■ Work task ■
Search term "separator": copy each line of the records that contains it.

■ Data listing ■
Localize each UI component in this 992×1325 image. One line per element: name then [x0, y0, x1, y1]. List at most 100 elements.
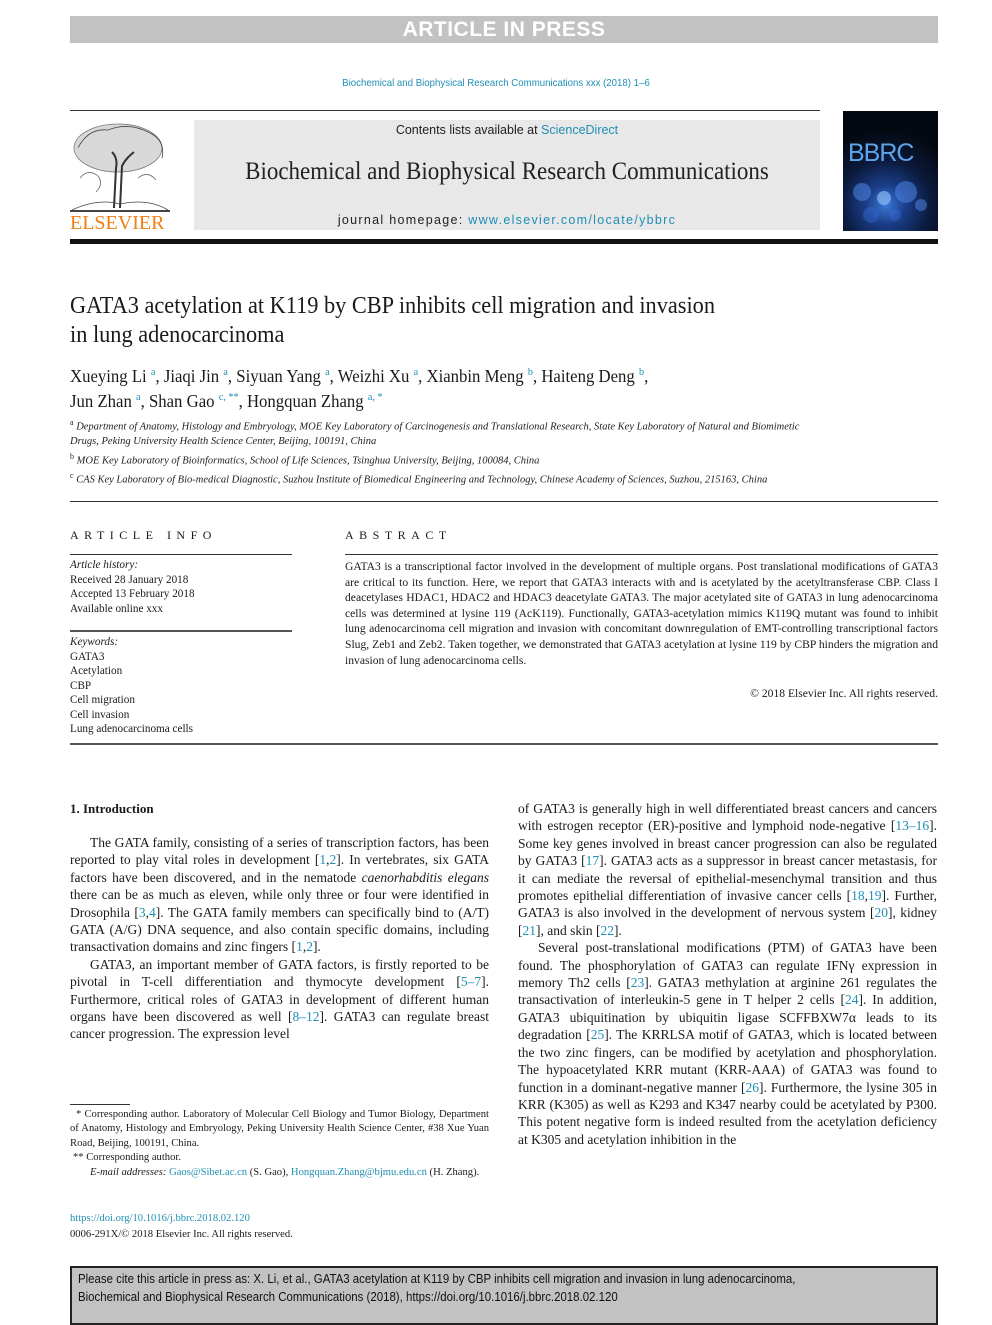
keyword-item: Lung adenocarcinoma cells: [70, 723, 194, 735]
doi-link[interactable]: https://doi.org/10.1016/j.bbrc.2018.02.1…: [70, 1213, 250, 1224]
author-name: Jun Zhan: [70, 391, 132, 411]
corresponding-author-note-2: ** Corresponding author.: [73, 1152, 181, 1164]
affiliation-a: a Department of Anatomy, Histology and E…: [70, 416, 830, 450]
journal-masthead: Contents lists available at ScienceDirec…: [194, 120, 820, 230]
author-list: Xueying Li a, Jiaqi Jin a, Siyuan Yang a…: [70, 362, 833, 412]
footnotes: * Corresponding author. Laboratory of Mo…: [70, 1108, 489, 1180]
citation-box: Please cite this article in press as: X.…: [70, 1266, 938, 1325]
corresponding-author-note: * Corresponding author. Laboratory of Mo…: [70, 1109, 489, 1149]
reference-link[interactable]: 3: [139, 905, 146, 920]
email-addresses: E-mail addresses: Gaos@Sibet.ac.cn (S. G…: [70, 1166, 489, 1180]
author-name: Siyuan Yang: [236, 366, 321, 386]
body-text: ].: [312, 939, 321, 955]
affiliations-divider: [70, 501, 938, 502]
journal-cover-image[interactable]: BBRC: [843, 111, 938, 231]
article-history: Article history: Received 28 January 201…: [70, 558, 195, 616]
sciencedirect-link[interactable]: ScienceDirect: [541, 123, 618, 137]
history-accepted: Accepted 13 February 2018: [70, 588, 195, 600]
reference-link[interactable]: 4: [149, 905, 156, 920]
abstract-divider: [345, 554, 938, 555]
reference-link[interactable]: 20: [874, 905, 888, 920]
author-separator: ,: [644, 366, 649, 386]
affiliation-label: c: [70, 470, 74, 480]
history-online: Available online xxx: [70, 602, 163, 615]
journal-name: Biochemical and Biophysical Research Com…: [245, 158, 769, 185]
affiliation-b: b MOE Key Laboratory of Bioinformatics, …: [70, 450, 830, 469]
citation-text: Please cite this article in press as: X.…: [78, 1270, 816, 1306]
affiliation-label: b: [70, 451, 74, 461]
keyword-item: Acetylation: [70, 665, 123, 677]
body-text: caenorhabditis elegans: [361, 869, 489, 885]
contents-available-line: Contents lists available at ScienceDirec…: [194, 123, 820, 137]
section-heading-introduction: 1. Introduction: [70, 801, 154, 816]
author-separator: ,: [329, 366, 338, 386]
reference-link[interactable]: 22: [601, 923, 615, 938]
reference-link[interactable]: 23: [631, 975, 645, 990]
masthead-bottom-rule: [70, 239, 938, 244]
article-info-divider: [70, 554, 292, 555]
homepage-prefix: journal homepage:: [337, 213, 469, 227]
reference-link[interactable]: 8–12: [292, 1009, 319, 1024]
intro-paragraph: of GATA3 is generally high in well diffe…: [518, 800, 937, 939]
history-label: Article history:: [70, 559, 139, 571]
affiliation-text: CAS Key Laboratory of Bio-medical Diagno…: [76, 474, 768, 485]
body-text: ].: [614, 922, 622, 938]
author-name: Jiaqi Jin: [163, 366, 220, 386]
doi-block: https://doi.org/10.1016/j.bbrc.2018.02.1…: [70, 1211, 293, 1242]
keywords: Keywords: GATA3 Acetylation CBP Cell mig…: [70, 635, 193, 737]
intro-paragraph: Several post-translational modifications…: [518, 939, 937, 1148]
journal-citation-link[interactable]: Biochemical and Biophysical Research Com…: [40, 77, 953, 89]
article-in-press-banner: ARTICLE IN PRESS: [70, 16, 938, 43]
keyword-item: Cell migration: [70, 694, 135, 706]
elsevier-wordmark: ELSEVIER: [70, 212, 165, 234]
citation-line-2[interactable]: Biochemical and Biophysical Research Com…: [78, 1288, 816, 1306]
affiliation-text: Department of Anatomy, Histology and Emb…: [70, 421, 800, 448]
author-name: Xueying Li: [70, 366, 147, 386]
title-line-1: GATA3 acetylation at K119 by CBP inhibit…: [70, 293, 715, 319]
reference-link[interactable]: 18: [851, 888, 865, 903]
cover-bokeh: [853, 183, 871, 201]
author-separator: ,: [155, 366, 164, 386]
reference-link[interactable]: 2: [306, 939, 313, 954]
reference-link[interactable]: 25: [591, 1027, 605, 1042]
affiliation-label: a: [70, 418, 74, 427]
footnote-rule: [70, 1104, 130, 1105]
reference-link[interactable]: 21: [523, 923, 537, 938]
reference-link[interactable]: 17: [586, 853, 600, 868]
email-link-gao[interactable]: Gaos@Sibet.ac.cn: [169, 1167, 247, 1178]
cover-bokeh: [863, 207, 879, 223]
reference-link[interactable]: 24: [845, 992, 859, 1007]
body-text: of GATA3 is generally high in well diffe…: [518, 801, 937, 834]
keyword-item: Cell invasion: [70, 708, 130, 721]
reference-link[interactable]: 19: [868, 888, 882, 903]
email-owner: (S. Gao),: [247, 1166, 291, 1178]
abstract-heading: ABSTRACT: [345, 528, 452, 542]
citation-line-1: Please cite this article in press as: X.…: [78, 1271, 796, 1286]
abstract-body: GATA3 is a transcriptional factor involv…: [345, 560, 938, 667]
masthead-top-rule: [70, 110, 820, 111]
history-received: Received 28 January 2018: [70, 573, 189, 586]
author-affiliation-link[interactable]: a, *: [368, 391, 383, 403]
reference-link[interactable]: 1: [296, 939, 303, 954]
reference-link[interactable]: 5–7: [461, 974, 481, 989]
author-name: Shan Gao: [148, 391, 215, 411]
author-name: Haiteng Deng: [541, 366, 635, 386]
reference-link[interactable]: 26: [745, 1080, 759, 1095]
keywords-label: Keywords:: [70, 636, 119, 648]
contents-prefix: Contents lists available at: [395, 123, 542, 137]
journal-homepage-link[interactable]: www.elsevier.com/locate/ybbrc: [468, 213, 676, 227]
issn-copyright: 0006-291X/© 2018 Elsevier Inc. All right…: [70, 1228, 293, 1240]
body-text: GATA3, an important member of GATA facto…: [70, 956, 489, 990]
article-title: GATA3 acetylation at K119 by CBP inhibit…: [70, 292, 814, 350]
keyword-item: GATA3: [70, 650, 105, 663]
email-link-zhang[interactable]: Hongquan.Zhang@bjmu.edu.cn: [291, 1167, 427, 1178]
reference-link[interactable]: 13–16: [895, 818, 929, 833]
banner-text: ARTICLE IN PRESS: [402, 18, 606, 41]
email-label: E-mail addresses:: [90, 1166, 167, 1178]
affiliations: a Department of Anatomy, Histology and E…: [70, 416, 830, 488]
cover-bokeh: [915, 199, 927, 211]
email-owner: (H. Zhang).: [426, 1166, 480, 1178]
affiliation-text: MOE Key Laboratory of Bioinformatics, Sc…: [76, 455, 540, 466]
author-affiliation-link[interactable]: c, **: [219, 391, 239, 403]
cover-bokeh: [889, 209, 901, 221]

■ Answer section ■
author-separator: ,: [644, 366, 649, 386]
author-separator: ,: [329, 366, 338, 386]
author-separator: ,: [155, 366, 164, 386]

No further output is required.